TASK TO CARRY OUT ▸ Begin at the line that contains "Decode this image" and repeat every line from there to the end of the records below, inclusive, without adding any other line.

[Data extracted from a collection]
>>

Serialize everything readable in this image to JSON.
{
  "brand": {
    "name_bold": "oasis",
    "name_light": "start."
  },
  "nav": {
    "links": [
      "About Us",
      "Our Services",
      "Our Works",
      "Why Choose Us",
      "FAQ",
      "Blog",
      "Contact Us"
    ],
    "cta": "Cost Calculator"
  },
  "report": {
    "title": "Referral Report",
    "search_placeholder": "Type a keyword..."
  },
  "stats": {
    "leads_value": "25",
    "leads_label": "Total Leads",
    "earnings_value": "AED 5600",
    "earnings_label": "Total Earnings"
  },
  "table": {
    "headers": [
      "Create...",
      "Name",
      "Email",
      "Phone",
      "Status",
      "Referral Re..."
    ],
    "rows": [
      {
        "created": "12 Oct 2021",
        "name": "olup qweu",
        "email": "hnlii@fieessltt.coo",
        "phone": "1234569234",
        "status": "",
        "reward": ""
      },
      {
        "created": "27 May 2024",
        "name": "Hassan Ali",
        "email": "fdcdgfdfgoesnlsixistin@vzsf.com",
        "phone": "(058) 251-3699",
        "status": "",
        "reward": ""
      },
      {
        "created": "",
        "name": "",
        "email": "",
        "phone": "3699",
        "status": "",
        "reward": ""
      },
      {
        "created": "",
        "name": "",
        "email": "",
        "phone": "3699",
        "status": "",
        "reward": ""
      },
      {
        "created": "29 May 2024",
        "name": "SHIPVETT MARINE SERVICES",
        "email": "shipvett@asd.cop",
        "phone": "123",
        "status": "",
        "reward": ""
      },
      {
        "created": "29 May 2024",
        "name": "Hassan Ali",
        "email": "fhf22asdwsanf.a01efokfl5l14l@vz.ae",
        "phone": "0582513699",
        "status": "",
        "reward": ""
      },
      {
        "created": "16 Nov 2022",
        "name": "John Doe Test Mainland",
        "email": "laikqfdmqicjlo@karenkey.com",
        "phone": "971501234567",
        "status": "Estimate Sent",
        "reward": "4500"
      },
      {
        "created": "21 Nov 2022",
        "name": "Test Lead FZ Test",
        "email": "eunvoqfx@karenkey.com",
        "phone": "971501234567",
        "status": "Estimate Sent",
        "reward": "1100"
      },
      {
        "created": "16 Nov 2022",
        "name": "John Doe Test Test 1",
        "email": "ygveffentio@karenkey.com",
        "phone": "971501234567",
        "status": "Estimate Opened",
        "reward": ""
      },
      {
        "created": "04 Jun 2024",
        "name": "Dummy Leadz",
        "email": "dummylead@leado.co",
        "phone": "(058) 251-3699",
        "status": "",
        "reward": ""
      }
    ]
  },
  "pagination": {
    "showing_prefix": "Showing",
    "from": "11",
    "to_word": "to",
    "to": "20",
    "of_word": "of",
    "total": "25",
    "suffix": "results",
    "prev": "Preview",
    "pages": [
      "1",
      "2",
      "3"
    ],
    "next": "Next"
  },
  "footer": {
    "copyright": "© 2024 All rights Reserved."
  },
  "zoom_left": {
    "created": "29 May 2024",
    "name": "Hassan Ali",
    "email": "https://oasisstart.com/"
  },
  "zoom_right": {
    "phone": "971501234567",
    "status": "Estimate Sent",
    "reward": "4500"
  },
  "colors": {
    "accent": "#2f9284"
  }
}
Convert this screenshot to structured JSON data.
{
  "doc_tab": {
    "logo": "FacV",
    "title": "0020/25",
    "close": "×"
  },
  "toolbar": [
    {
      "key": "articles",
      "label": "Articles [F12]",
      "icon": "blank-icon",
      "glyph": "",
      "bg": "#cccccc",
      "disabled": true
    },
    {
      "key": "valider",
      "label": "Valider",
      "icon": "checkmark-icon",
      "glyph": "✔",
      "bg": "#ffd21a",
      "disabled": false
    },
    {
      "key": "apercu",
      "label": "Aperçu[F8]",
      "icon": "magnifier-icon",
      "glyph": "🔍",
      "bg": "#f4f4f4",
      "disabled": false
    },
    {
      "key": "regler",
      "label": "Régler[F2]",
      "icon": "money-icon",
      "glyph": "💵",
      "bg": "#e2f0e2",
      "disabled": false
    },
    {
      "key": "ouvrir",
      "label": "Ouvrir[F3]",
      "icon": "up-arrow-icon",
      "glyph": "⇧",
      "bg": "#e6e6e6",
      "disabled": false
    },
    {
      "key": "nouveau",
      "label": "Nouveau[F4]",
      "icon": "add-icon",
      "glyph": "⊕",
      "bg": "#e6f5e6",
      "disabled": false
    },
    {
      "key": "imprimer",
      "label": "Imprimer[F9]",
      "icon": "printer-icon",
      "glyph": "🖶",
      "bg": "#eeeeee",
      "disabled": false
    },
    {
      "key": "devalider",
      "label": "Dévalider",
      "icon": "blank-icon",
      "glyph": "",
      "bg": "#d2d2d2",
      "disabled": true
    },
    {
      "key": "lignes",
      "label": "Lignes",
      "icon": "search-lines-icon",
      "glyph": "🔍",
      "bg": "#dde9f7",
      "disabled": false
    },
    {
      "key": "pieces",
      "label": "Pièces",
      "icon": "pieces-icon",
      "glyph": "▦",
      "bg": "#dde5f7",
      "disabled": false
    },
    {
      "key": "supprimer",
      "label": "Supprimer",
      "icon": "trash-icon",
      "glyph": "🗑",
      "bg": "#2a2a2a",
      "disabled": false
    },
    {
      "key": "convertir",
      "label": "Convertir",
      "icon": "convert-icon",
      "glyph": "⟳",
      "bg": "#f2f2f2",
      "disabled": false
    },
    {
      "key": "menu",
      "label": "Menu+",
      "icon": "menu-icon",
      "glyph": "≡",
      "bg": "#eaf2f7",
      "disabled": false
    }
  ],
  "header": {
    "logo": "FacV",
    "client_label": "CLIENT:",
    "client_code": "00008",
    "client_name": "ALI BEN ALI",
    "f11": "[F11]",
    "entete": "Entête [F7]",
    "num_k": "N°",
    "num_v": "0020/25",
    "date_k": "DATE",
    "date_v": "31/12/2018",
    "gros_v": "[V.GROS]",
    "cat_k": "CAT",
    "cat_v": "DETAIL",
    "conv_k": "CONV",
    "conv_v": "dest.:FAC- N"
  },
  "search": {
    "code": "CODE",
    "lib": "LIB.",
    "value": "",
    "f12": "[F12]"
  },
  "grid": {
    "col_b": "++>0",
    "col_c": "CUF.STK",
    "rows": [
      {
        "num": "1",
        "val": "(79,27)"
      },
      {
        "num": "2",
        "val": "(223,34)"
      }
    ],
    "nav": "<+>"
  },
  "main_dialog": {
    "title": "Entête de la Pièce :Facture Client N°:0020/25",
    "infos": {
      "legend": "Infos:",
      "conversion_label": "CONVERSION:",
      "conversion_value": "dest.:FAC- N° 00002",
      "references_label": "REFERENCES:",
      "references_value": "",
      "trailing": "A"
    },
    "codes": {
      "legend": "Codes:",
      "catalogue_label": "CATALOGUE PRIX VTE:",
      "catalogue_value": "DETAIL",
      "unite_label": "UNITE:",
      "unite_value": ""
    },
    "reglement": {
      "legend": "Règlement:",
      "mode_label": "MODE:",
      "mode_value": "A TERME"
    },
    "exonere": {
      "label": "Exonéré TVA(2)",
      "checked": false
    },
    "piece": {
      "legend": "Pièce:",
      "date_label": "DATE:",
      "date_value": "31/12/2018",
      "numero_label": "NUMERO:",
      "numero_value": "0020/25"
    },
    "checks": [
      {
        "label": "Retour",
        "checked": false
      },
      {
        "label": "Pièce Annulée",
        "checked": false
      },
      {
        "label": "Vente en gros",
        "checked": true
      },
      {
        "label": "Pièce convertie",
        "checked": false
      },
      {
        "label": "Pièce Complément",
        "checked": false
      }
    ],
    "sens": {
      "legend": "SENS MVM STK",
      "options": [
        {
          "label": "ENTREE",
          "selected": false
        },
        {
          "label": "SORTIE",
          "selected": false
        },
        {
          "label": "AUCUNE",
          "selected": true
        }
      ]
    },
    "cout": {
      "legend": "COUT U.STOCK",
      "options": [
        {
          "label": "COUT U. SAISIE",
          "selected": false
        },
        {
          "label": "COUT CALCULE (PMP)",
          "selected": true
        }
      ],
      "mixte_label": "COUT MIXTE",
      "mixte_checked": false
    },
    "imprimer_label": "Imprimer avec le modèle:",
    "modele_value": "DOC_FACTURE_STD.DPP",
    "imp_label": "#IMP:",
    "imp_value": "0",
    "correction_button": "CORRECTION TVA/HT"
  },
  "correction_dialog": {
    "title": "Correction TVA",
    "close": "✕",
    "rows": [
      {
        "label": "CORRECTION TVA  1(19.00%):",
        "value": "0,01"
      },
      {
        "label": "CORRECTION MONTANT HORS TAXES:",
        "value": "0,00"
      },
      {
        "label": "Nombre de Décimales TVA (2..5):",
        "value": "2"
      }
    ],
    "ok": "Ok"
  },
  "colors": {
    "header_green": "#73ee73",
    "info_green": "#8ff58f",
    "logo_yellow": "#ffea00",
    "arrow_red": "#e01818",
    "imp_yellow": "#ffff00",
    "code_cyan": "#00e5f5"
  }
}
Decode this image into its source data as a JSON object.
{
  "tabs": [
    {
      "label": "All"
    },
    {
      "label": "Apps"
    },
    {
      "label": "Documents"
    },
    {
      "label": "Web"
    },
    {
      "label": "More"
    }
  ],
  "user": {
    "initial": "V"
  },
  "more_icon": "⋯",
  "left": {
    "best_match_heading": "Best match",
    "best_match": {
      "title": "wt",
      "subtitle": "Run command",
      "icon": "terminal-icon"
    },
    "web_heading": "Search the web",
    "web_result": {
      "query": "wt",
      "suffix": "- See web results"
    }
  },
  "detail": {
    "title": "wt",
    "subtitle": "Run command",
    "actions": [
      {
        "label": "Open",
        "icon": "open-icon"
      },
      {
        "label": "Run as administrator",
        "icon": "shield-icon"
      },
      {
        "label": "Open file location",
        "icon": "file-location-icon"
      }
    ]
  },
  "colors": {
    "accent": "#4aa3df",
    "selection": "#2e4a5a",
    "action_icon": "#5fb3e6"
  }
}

<<

RESPONSE TO THIS TASK ▸
Decode this image into its source data as a JSON object.
{
  "tabs": [
    {
      "label": "All"
    },
    {
      "label": "Apps"
    },
    {
      "label": "Documents"
    },
    {
      "label": "Web"
    },
    {
      "label": "More"
    }
  ],
  "user": {
    "initial": "V"
  },
  "more_icon": "⋯",
  "left": {
    "best_match_heading": "Best match",
    "best_match": {
      "title": "wt",
      "subtitle": "Run command",
      "icon": "terminal-icon"
    },
    "web_heading": "Search the web",
    "web_result": {
      "query": "wt",
      "suffix": "- See web results"
    }
  },
  "detail": {
    "title": "wt",
    "subtitle": "Run command",
    "actions": [
      {
        "label": "Open",
        "icon": "open-icon"
      },
      {
        "label": "Run as administrator",
        "icon": "shield-icon"
      },
      {
        "label": "Open file location",
        "icon": "file-location-icon"
      }
    ]
  },
  "colors": {
    "accent": "#4aa3df",
    "selection": "#2e4a5a",
    "action_icon": "#5fb3e6"
  }
}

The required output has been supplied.